Aim of the task:
Wherever "JSON" appears in a line, list that line.

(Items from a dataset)

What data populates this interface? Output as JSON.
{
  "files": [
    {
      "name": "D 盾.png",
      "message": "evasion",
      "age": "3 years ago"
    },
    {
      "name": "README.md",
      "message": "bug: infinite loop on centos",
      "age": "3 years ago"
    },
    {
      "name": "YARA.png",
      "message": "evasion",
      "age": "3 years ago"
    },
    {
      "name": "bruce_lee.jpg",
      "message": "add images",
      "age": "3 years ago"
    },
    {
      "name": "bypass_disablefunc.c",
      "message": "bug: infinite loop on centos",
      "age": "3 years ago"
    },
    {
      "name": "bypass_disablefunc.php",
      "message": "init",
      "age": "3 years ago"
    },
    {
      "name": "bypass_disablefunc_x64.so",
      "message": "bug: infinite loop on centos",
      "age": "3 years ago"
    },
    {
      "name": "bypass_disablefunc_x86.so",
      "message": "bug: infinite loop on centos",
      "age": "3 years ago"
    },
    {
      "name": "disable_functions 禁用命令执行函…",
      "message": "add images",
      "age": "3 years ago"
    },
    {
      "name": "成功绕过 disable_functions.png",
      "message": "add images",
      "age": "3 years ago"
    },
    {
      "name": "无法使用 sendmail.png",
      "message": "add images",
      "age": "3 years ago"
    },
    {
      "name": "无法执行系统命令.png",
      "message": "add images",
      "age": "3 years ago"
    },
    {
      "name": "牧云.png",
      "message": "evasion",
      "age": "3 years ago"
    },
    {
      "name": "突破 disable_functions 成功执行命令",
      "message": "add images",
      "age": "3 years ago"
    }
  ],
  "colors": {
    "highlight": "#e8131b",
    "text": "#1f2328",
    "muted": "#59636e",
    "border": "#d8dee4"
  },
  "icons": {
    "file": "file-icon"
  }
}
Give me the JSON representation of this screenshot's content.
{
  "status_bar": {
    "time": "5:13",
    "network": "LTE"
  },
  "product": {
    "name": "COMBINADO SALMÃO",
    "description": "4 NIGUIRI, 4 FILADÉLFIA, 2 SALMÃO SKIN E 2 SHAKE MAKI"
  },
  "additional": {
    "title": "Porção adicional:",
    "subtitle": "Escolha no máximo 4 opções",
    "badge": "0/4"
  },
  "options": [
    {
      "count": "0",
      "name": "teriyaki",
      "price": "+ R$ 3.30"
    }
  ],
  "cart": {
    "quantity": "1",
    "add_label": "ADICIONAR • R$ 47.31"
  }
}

Task answer:
What data populates this interface? Output as JSON.
Give me the JSON representation of this screenshot's content.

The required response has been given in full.